• INFORMATION SUPPLIED
++++++++
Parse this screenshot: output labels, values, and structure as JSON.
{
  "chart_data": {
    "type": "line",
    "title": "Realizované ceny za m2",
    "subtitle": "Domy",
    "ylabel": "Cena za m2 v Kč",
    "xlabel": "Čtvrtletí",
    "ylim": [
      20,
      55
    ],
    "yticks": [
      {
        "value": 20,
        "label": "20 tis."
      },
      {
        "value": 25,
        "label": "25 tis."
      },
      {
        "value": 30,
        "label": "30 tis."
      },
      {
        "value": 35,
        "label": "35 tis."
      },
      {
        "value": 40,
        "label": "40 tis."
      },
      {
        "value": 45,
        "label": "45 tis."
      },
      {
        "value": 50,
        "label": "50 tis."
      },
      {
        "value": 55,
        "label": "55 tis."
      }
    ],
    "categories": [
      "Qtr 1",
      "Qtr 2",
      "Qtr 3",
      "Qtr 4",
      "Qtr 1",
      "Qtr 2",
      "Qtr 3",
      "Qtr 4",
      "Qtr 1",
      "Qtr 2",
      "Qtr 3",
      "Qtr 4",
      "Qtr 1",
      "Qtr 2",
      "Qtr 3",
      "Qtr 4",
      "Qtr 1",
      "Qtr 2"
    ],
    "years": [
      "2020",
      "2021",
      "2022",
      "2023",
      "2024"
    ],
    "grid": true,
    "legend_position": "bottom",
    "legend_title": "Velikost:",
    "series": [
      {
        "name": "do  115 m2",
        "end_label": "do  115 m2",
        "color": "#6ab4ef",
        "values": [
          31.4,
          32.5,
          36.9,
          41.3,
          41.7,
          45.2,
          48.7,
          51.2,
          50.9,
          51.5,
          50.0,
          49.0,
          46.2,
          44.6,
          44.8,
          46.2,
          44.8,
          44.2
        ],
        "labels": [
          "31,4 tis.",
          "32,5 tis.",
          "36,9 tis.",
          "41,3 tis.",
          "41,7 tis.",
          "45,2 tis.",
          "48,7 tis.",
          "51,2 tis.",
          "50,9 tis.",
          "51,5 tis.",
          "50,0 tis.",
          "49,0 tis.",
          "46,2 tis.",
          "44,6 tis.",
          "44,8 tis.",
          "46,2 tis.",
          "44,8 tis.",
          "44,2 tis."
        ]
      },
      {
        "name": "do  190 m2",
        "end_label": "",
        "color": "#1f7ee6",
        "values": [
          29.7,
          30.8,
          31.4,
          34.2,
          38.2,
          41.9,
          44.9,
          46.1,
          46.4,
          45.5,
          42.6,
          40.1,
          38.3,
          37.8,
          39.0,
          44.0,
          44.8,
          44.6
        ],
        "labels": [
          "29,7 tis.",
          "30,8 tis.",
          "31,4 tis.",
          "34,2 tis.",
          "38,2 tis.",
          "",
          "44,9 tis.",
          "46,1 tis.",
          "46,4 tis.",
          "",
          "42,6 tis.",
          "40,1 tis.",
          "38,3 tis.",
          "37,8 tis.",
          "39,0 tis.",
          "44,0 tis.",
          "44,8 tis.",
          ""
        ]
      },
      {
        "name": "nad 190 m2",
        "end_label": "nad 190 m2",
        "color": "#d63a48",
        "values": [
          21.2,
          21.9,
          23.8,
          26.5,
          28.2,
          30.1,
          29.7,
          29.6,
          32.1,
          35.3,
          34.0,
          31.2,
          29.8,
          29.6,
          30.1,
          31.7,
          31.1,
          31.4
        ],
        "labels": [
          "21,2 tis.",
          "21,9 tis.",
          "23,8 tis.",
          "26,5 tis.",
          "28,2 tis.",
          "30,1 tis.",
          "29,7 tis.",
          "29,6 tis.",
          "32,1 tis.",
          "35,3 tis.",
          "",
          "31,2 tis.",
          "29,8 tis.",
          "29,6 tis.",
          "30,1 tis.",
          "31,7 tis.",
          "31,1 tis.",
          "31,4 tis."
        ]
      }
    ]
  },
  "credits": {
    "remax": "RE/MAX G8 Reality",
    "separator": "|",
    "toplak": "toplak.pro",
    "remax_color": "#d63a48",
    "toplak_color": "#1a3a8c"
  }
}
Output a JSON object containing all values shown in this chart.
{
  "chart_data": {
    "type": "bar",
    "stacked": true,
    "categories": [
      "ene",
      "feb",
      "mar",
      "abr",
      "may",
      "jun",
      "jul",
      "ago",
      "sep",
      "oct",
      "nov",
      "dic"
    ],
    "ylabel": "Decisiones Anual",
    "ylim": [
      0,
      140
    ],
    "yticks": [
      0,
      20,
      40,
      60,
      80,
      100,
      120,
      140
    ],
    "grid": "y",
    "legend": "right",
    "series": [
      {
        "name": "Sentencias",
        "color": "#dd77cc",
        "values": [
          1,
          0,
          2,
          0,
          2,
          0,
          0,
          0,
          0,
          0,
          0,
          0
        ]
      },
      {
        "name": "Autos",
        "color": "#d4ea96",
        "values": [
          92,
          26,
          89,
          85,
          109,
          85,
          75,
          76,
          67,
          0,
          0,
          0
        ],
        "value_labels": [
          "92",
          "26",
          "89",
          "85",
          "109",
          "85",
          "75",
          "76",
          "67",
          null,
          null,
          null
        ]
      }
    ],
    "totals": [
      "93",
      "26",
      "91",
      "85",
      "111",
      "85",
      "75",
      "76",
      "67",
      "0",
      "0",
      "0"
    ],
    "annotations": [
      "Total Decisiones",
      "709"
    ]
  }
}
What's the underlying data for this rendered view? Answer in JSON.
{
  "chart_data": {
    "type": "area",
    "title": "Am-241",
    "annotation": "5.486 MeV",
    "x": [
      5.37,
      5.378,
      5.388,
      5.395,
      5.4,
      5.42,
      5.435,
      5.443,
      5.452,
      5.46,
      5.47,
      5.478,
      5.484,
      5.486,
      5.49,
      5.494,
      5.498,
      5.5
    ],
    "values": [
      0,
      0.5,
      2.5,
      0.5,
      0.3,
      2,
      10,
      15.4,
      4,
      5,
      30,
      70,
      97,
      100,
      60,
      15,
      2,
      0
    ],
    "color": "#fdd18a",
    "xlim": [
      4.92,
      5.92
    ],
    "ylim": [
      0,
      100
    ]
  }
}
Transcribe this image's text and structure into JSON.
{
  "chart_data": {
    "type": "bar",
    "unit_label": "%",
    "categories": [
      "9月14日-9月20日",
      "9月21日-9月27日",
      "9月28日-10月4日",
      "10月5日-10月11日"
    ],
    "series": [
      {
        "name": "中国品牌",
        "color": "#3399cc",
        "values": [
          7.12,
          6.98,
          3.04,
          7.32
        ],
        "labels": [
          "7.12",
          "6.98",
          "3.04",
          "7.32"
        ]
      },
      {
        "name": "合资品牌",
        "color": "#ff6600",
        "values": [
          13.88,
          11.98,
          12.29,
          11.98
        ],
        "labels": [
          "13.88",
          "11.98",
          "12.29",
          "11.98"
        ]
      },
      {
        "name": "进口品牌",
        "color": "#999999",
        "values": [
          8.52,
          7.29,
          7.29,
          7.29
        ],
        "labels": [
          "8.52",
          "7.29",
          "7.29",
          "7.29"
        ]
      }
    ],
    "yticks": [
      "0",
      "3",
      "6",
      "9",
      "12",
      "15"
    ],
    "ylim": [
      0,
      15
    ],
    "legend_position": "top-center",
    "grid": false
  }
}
++++++++
• EXERCISE BRIEF
Restate the whole of the material exactly.

• EXERCISE OUTPUT
Parse this screenshot: output labels, values, and structure as JSON.
{
  "chart_data": {
    "type": "line",
    "title": "Realizované ceny za m2",
    "subtitle": "Domy",
    "ylabel": "Cena za m2 v Kč",
    "xlabel": "Čtvrtletí",
    "ylim": [
      20,
      55
    ],
    "yticks": [
      {
        "value": 20,
        "label": "20 tis."
      },
      {
        "value": 25,
        "label": "25 tis."
      },
      {
        "value": 30,
        "label": "30 tis."
      },
      {
        "value": 35,
        "label": "35 tis."
      },
      {
        "value": 40,
        "label": "40 tis."
      },
      {
        "value": 45,
        "label": "45 tis."
      },
      {
        "value": 50,
        "label": "50 tis."
      },
      {
        "value": 55,
        "label": "55 tis."
      }
    ],
    "categories": [
      "Qtr 1",
      "Qtr 2",
      "Qtr 3",
      "Qtr 4",
      "Qtr 1",
      "Qtr 2",
      "Qtr 3",
      "Qtr 4",
      "Qtr 1",
      "Qtr 2",
      "Qtr 3",
      "Qtr 4",
      "Qtr 1",
      "Qtr 2",
      "Qtr 3",
      "Qtr 4",
      "Qtr 1",
      "Qtr 2"
    ],
    "years": [
      "2020",
      "2021",
      "2022",
      "2023",
      "2024"
    ],
    "grid": true,
    "legend_position": "bottom",
    "legend_title": "Velikost:",
    "series": [
      {
        "name": "do  115 m2",
        "end_label": "do  115 m2",
        "color": "#6ab4ef",
        "values": [
          31.4,
          32.5,
          36.9,
          41.3,
          41.7,
          45.2,
          48.7,
          51.2,
          50.9,
          51.5,
          50.0,
          49.0,
          46.2,
          44.6,
          44.8,
          46.2,
          44.8,
          44.2
        ],
        "labels": [
          "31,4 tis.",
          "32,5 tis.",
          "36,9 tis.",
          "41,3 tis.",
          "41,7 tis.",
          "45,2 tis.",
          "48,7 tis.",
          "51,2 tis.",
          "50,9 tis.",
          "51,5 tis.",
          "50,0 tis.",
          "49,0 tis.",
          "46,2 tis.",
          "44,6 tis.",
          "44,8 tis.",
          "46,2 tis.",
          "44,8 tis.",
          "44,2 tis."
        ]
      },
      {
        "name": "do  190 m2",
        "end_label": "",
        "color": "#1f7ee6",
        "values": [
          29.7,
          30.8,
          31.4,
          34.2,
          38.2,
          41.9,
          44.9,
          46.1,
          46.4,
          45.5,
          42.6,
          40.1,
          38.3,
          37.8,
          39.0,
          44.0,
          44.8,
          44.6
        ],
        "labels": [
          "29,7 tis.",
          "30,8 tis.",
          "31,4 tis.",
          "34,2 tis.",
          "38,2 tis.",
          "",
          "44,9 tis.",
          "46,1 tis.",
          "46,4 tis.",
          "",
          "42,6 tis.",
          "40,1 tis.",
          "38,3 tis.",
          "37,8 tis.",
          "39,0 tis.",
          "44,0 tis.",
          "44,8 tis.",
          ""
        ]
      },
      {
        "name": "nad 190 m2",
        "end_label": "nad 190 m2",
        "color": "#d63a48",
        "values": [
          21.2,
          21.9,
          23.8,
          26.5,
          28.2,
          30.1,
          29.7,
          29.6,
          32.1,
          35.3,
          34.0,
          31.2,
          29.8,
          29.6,
          30.1,
          31.7,
          31.1,
          31.4
        ],
        "labels": [
          "21,2 tis.",
          "21,9 tis.",
          "23,8 tis.",
          "26,5 tis.",
          "28,2 tis.",
          "30,1 tis.",
          "29,7 tis.",
          "29,6 tis.",
          "32,1 tis.",
          "35,3 tis.",
          "",
          "31,2 tis.",
          "29,8 tis.",
          "29,6 tis.",
          "30,1 tis.",
          "31,7 tis.",
          "31,1 tis.",
          "31,4 tis."
        ]
      }
    ]
  },
  "credits": {
    "remax": "RE/MAX G8 Reality",
    "separator": "|",
    "toplak": "toplak.pro",
    "remax_color": "#d63a48",
    "toplak_color": "#1a3a8c"
  }
}
Output a JSON object containing all values shown in this chart.
{
  "chart_data": {
    "type": "bar",
    "stacked": true,
    "categories": [
      "ene",
      "feb",
      "mar",
      "abr",
      "may",
      "jun",
      "jul",
      "ago",
      "sep",
      "oct",
      "nov",
      "dic"
    ],
    "ylabel": "Decisiones Anual",
    "ylim": [
      0,
      140
    ],
    "yticks": [
      0,
      20,
      40,
      60,
      80,
      100,
      120,
      140
    ],
    "grid": "y",
    "legend": "right",
    "series": [
      {
        "name": "Sentencias",
        "color": "#dd77cc",
        "values": [
          1,
          0,
          2,
          0,
          2,
          0,
          0,
          0,
          0,
          0,
          0,
          0
        ]
      },
      {
        "name": "Autos",
        "color": "#d4ea96",
        "values": [
          92,
          26,
          89,
          85,
          109,
          85,
          75,
          76,
          67,
          0,
          0,
          0
        ],
        "value_labels": [
          "92",
          "26",
          "89",
          "85",
          "109",
          "85",
          "75",
          "76",
          "67",
          null,
          null,
          null
        ]
      }
    ],
    "totals": [
      "93",
      "26",
      "91",
      "85",
      "111",
      "85",
      "75",
      "76",
      "67",
      "0",
      "0",
      "0"
    ],
    "annotations": [
      "Total Decisiones",
      "709"
    ]
  }
}
What's the underlying data for this rendered view? Answer in JSON.
{
  "chart_data": {
    "type": "area",
    "title": "Am-241",
    "annotation": "5.486 MeV",
    "x": [
      5.37,
      5.378,
      5.388,
      5.395,
      5.4,
      5.42,
      5.435,
      5.443,
      5.452,
      5.46,
      5.47,
      5.478,
      5.484,
      5.486,
      5.49,
      5.494,
      5.498,
      5.5
    ],
    "values": [
      0,
      0.5,
      2.5,
      0.5,
      0.3,
      2,
      10,
      15.4,
      4,
      5,
      30,
      70,
      97,
      100,
      60,
      15,
      2,
      0
    ],
    "color": "#fdd18a",
    "xlim": [
      4.92,
      5.92
    ],
    "ylim": [
      0,
      100
    ]
  }
}
Transcribe this image's text and structure into JSON.
{
  "chart_data": {
    "type": "bar",
    "unit_label": "%",
    "categories": [
      "9月14日-9月20日",
      "9月21日-9月27日",
      "9月28日-10月4日",
      "10月5日-10月11日"
    ],
    "series": [
      {
        "name": "中国品牌",
        "color": "#3399cc",
        "values": [
          7.12,
          6.98,
          3.04,
          7.32
        ],
        "labels": [
          "7.12",
          "6.98",
          "3.04",
          "7.32"
        ]
      },
      {
        "name": "合资品牌",
        "color": "#ff6600",
        "values": [
          13.88,
          11.98,
          12.29,
          11.98
        ],
        "labels": [
          "13.88",
          "11.98",
          "12.29",
          "11.98"
        ]
      },
      {
        "name": "进口品牌",
        "color": "#999999",
        "values": [
          8.52,
          7.29,
          7.29,
          7.29
        ],
        "labels": [
          "8.52",
          "7.29",
          "7.29",
          "7.29"
        ]
      }
    ],
    "yticks": [
      "0",
      "3",
      "6",
      "9",
      "12",
      "15"
    ],
    "ylim": [
      0,
      15
    ],
    "legend_position": "top-center",
    "grid": false
  }
}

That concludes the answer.